##### Listed entries

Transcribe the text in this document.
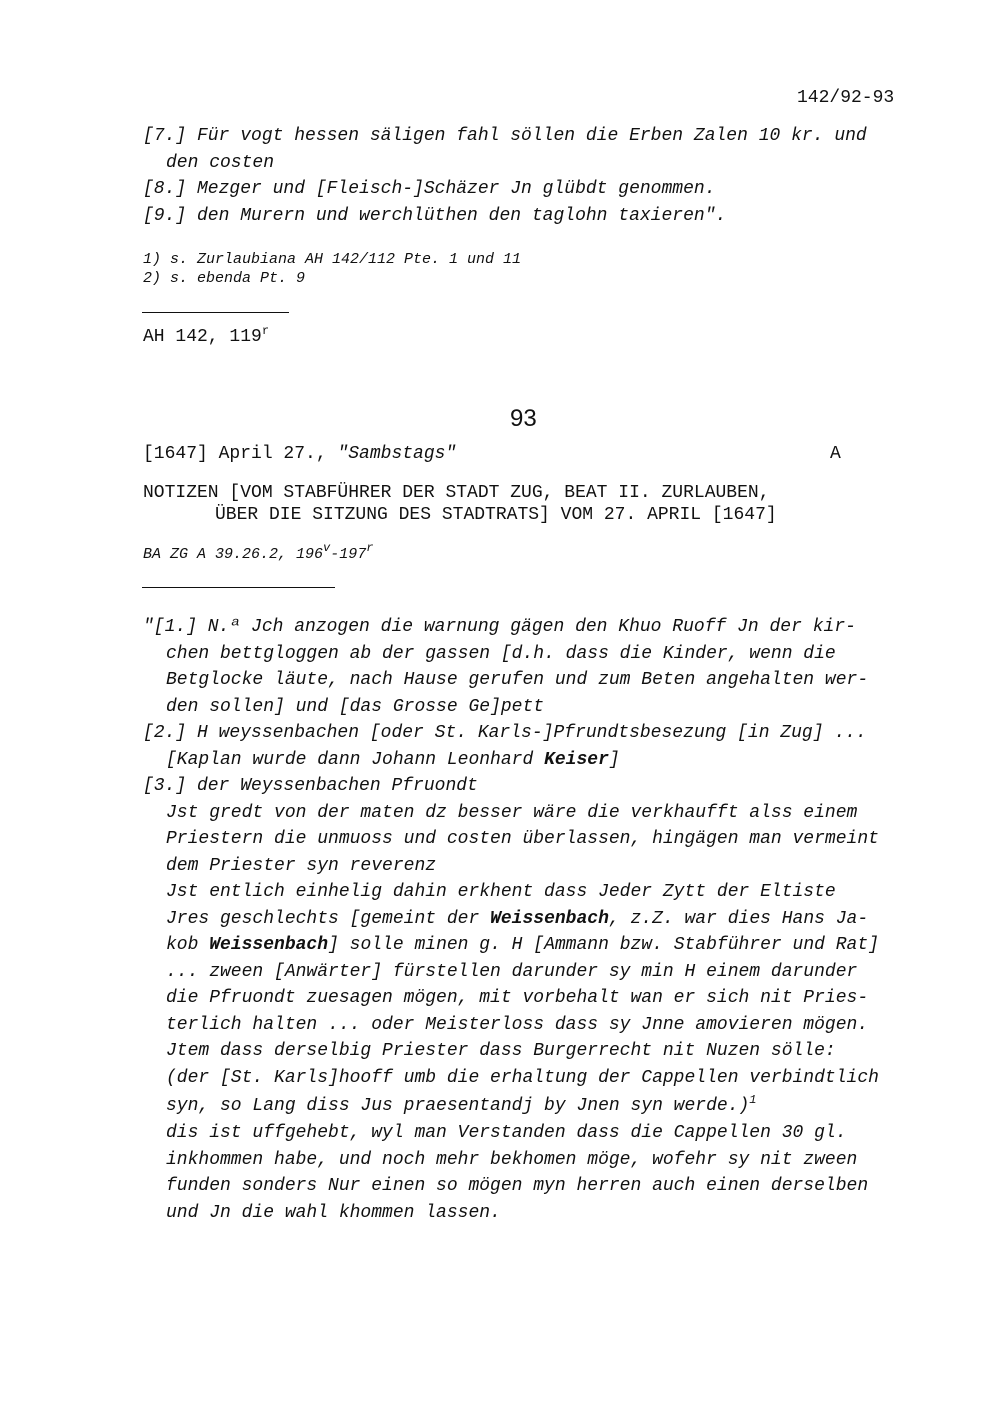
142/92-93
[7.] Für vogt hessen säligen fahl söllen die Erben Zalen 10 kr. und
den costen
[8.] Mezger und [Fleisch-]Schäzer Jn glübdt genommen.
[9.] den Murern und werchlüthen den taglohn taxieren".
1) s. Zurlaubiana AH 142/112 Pte. 1 und 11
2) s. ebenda Pt. 9
AH 142, 119$^r$
93
[1647] April 27., "Sambstags"	A
NOTIZEN [VOM STABFÜHRER DER STADT ZUG, BEAT II. ZURLAUBEN,
ÜBER DIE SITZUNG DES STADTRATS] VOM 27. APRIL [1647]
BA ZG A 39.26.2, 196$^v$-197$^r$
"[1.] N.ª Jch anzogen die warnung gägen den Khuo Ruoff Jn der kir-
chen bettgloggen ab der gassen [d.h. dass die Kinder, wenn die
Betglocke läute, nach Hause gerufen und zum Beten angehalten wer-
den sollen] und [das Grosse Ge]pett
[2.] H weyssenbachen [oder St. Karls-]Pfrundtsbesezung [in Zug] ...
[Kaplan wurde dann Johann Leonhard Keiser]
[3.] der Weyssenbachen Pfruondt
Jst gredt von der maten dz besser wäre die verkhaufft alss einem
Priestern die unmuoss und costen überlassen, hingägen man vermeint
dem Priester syn reverenz
Jst entlich einhelig dahin erkhent dass Jeder Zytt der Eltiste
Jres geschlechts [gemeint der Weissenbach, z.Z. war dies Hans Ja-
kob Weissenbach] solle minen g. H [Ammann bzw. Stabführer und Rat]
... zween [Anwärter] fürstellen darunder sy min H einem darunder
die Pfruondt zuesagen mögen, mit vorbehalt wan er sich nit Pries-
terlich halten ... oder Meisterloss dass sy Jnne amovieren mögen.
Jtem dass derselbig Priester dass Burgerrecht nit Nuzen sölle:
(der [St. Karls]hooff umb die erhaltung der Cappellen verbindtlich
syn, so Lang diss Jus praesentandj by Jnen syn werde.)$^1$
dis ist uffgehebt, wyl man Verstanden dass die Cappellen 30 gl.
inkhommen habe, und noch mehr bekhomen möge, wofehr sy nit zween
funden sonders Nur einen so mögen myn herren auch einen derselben
und Jn die wahl khommen lassen.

##########

■ **Your assignment**
Search the records for lines holding the word "Pfruondt", then copy each line you find.

■ **Your response**
[3.] der Weyssenbachen Pfruondt
die Pfruondt zuesagen mögen, mit vorbehalt wan er sich nit Pries-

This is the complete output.